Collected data
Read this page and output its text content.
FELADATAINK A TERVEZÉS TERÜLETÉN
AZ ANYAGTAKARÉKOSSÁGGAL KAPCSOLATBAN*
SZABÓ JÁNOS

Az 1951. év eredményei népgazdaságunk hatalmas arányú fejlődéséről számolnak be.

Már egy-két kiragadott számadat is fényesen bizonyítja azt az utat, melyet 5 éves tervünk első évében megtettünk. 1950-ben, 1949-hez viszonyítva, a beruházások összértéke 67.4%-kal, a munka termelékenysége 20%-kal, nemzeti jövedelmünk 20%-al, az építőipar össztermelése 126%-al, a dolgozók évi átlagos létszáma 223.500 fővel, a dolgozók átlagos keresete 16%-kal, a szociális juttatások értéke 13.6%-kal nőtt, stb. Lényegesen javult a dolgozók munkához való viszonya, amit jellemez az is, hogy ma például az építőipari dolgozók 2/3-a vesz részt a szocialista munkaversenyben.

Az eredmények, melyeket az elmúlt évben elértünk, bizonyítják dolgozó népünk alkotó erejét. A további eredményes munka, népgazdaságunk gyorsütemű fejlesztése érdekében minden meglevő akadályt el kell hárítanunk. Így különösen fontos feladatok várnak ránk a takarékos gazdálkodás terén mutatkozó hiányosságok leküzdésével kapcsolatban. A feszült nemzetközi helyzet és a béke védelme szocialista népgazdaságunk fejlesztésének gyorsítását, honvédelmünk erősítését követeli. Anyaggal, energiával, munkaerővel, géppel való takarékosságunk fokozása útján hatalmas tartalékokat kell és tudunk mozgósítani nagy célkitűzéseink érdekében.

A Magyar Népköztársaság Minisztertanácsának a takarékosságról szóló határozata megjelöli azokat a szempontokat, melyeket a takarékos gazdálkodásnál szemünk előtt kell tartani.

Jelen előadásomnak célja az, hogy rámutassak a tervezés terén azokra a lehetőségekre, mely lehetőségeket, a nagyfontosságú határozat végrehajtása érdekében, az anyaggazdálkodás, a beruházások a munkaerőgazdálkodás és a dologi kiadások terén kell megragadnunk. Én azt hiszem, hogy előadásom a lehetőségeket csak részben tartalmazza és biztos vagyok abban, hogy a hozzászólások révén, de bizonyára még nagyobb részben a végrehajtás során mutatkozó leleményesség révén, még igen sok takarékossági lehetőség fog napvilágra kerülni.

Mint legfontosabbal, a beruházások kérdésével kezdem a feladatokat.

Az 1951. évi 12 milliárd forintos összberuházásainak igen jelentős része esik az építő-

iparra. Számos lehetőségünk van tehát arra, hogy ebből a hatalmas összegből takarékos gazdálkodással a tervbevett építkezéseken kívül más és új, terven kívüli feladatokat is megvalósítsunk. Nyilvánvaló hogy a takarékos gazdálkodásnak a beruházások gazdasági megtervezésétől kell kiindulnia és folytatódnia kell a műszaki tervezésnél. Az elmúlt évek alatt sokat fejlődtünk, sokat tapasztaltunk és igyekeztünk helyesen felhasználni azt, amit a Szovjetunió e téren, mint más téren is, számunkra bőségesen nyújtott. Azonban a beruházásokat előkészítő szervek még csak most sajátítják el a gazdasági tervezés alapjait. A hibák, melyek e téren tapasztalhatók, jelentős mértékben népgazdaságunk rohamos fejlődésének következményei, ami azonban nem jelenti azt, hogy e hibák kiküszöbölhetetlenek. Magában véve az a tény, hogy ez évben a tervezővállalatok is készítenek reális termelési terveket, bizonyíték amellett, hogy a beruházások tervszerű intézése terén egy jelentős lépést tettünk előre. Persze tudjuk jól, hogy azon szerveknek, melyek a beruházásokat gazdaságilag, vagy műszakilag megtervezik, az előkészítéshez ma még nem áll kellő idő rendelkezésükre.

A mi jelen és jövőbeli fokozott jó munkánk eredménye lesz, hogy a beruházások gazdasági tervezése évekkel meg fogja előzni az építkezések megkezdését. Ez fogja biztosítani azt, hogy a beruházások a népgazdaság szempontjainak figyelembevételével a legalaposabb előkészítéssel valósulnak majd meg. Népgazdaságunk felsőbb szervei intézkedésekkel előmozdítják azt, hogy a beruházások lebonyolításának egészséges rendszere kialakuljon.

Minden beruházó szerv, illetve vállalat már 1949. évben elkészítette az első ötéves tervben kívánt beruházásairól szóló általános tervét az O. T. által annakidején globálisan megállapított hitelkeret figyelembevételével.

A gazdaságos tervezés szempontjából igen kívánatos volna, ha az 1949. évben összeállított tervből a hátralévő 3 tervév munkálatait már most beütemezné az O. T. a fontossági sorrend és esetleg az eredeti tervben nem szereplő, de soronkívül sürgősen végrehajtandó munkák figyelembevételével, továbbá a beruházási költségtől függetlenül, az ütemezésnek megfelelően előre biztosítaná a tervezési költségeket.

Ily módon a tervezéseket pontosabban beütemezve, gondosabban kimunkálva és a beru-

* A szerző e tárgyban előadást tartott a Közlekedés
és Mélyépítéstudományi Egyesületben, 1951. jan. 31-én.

# Written problem
Can you restate every record above word for word?

# Correct result
Read this page and output its text content.
FELADATAINK A TERVEZÉS TERÜLETÉN
AZ ANYAGTAKARÉKOSSÁGGAL KAPCSOLATBAN*
SZABÓ JÁNOS

Az 1951. év eredményei népgazdaságunk hatalmas arányú fejlődéséről számolnak be.

Már egy-két kiragadott számadat is fényesen bizonyítja azt az utat, melyet 5 éves tervünk első évében megtettünk. 1950-ben, 1949-hez viszonyítva, a beruházások összértéke 67.4%-kal, a munka termelékenysége 20%-kal, nemzeti jövedelmünk 20%-al, az építőipar össztermelése 126%-al, a dolgozók évi átlagos létszáma 223.500 fővel, a dolgozók átlagos keresete 16%-kal, a szociális juttatások értéke 13.6%-kal nőtt, stb. Lényegesen javult a dolgozók munkához való viszonya, amit jellemez az is, hogy ma például az építőipari dolgozók 2/3-a vesz részt a szocialista munkaversenyben.

Az eredmények, melyeket az elmúlt évben elértünk, bizonyítják dolgozó népünk alkotó erejét. A további eredményes munka, népgazdaságunk gyorsütemű fejlesztése érdekében minden meglevő akadályt el kell hárítanunk. Így különösen fontos feladatok várnak ránk a takarékos gazdálkodás terén mutatkozó hiányosságok leküzdésével kapcsolatban. A feszült nemzetközi helyzet és a béke védelme szocialista népgazdaságunk fejlesztésének gyorsítását, honvédelmünk erősítését követeli. Anyaggal, energiával, munkaerővel, géppel való takarékosságunk fokozása útján hatalmas tartalékokat kell és tudunk mozgósítani nagy célkitűzéseink érdekében.

A Magyar Népköztársaság Minisztertanácsának a takarékosságról szóló határozata megjelöli azokat a szempontokat, melyeket a takarékos gazdálkodásnál szemünk előtt kell tartani.

Jelen előadásomnak célja az, hogy rámutassak a tervezés terén azokra a lehetőségekre, mely lehetőségeket, a nagyfontosságú határozat végrehajtása érdekében, az anyaggazdálkodás, a beruházások a munkaerőgazdálkodás és a dologi kiadások terén kell megragadnunk. Én azt hiszem, hogy előadásom a lehetőségeket csak részben tartalmazza és biztos vagyok abban, hogy a hozzászólások révén, de bizonyára még nagyobb részben a végrehajtás során mutatkozó leleményesség révén, még igen sok takarékossági lehetőség fog napvilágra kerülni.

Mint legfontosabbal, a beruházások kérdésével kezdem a feladatokat.

Az 1951. évi 12 milliárd forintos összberuházásainak igen jelentős része esik az építő-

iparra. Számos lehetőségünk van tehát arra, hogy ebből a hatalmas összegből takarékos gazdálkodással a tervbevett építkezéseken kívül más és új, terven kívüli feladatokat is megvalósítsunk. Nyilvánvaló hogy a takarékos gazdálkodásnak a beruházások gazdasági megtervezésétől kell kiindulnia és folytatódnia kell a műszaki tervezésnél. Az elmúlt évek alatt sokat fejlődtünk, sokat tapasztaltunk és igyekeztünk helyesen felhasználni azt, amit a Szovjetunió e téren, mint más téren is, számunkra bőségesen nyújtott. Azonban a beruházásokat előkészítő szervek még csak most sajátítják el a gazdasági tervezés alapjait. A hibák, melyek e téren tapasztalhatók, jelentős mértékben népgazdaságunk rohamos fejlődésének következményei, ami azonban nem jelenti azt, hogy e hibák kiküszöbölhetetlenek. Magában véve az a tény, hogy ez évben a tervezővállalatok is készítenek reális termelési terveket, bizonyíték amellett, hogy a beruházások tervszerű intézése terén egy jelentős lépést tettünk előre. Persze tudjuk jól, hogy azon szerveknek, melyek a beruházásokat gazdaságilag, vagy műszakilag megtervezik, az előkészítéshez ma még nem áll kellő idő rendelkezésükre.

A mi jelen és jövőbeli fokozott jó munkánk eredménye lesz, hogy a beruházások gazdasági tervezése évekkel meg fogja előzni az építkezések megkezdését. Ez fogja biztosítani azt, hogy a beruházások a népgazdaság szempontjainak figyelembevételével a legalaposabb előkészítéssel valósulnak majd meg. Népgazdaságunk felsőbb szervei intézkedésekkel előmozdítják azt, hogy a beruházások lebonyolításának egészséges rendszere kialakuljon.

Minden beruházó szerv, illetve vállalat már 1949. évben elkészítette az első ötéves tervben kívánt beruházásairól szóló általános tervét az O. T. által annakidején globálisan megállapított hitelkeret figyelembevételével.

A gazdaságos tervezés szempontjából igen kívánatos volna, ha az 1949. évben összeállított tervből a hátralévő 3 tervév munkálatait már most beütemezné az O. T. a fontossági sorrend és esetleg az eredeti tervben nem szereplő, de soronkívül sürgősen végrehajtandó munkák figyelembevételével, továbbá a beruházási költségtől függetlenül, az ütemezésnek megfelelően előre biztosítaná a tervezési költségeket.

Ily módon a tervezéseket pontosabban beütemezve, gondosabban kimunkálva és a beru-

* A szerző e tárgyban előadást tartott a Közlekedés
és Mélyépítéstudományi Egyesületben, 1951. jan. 31-én.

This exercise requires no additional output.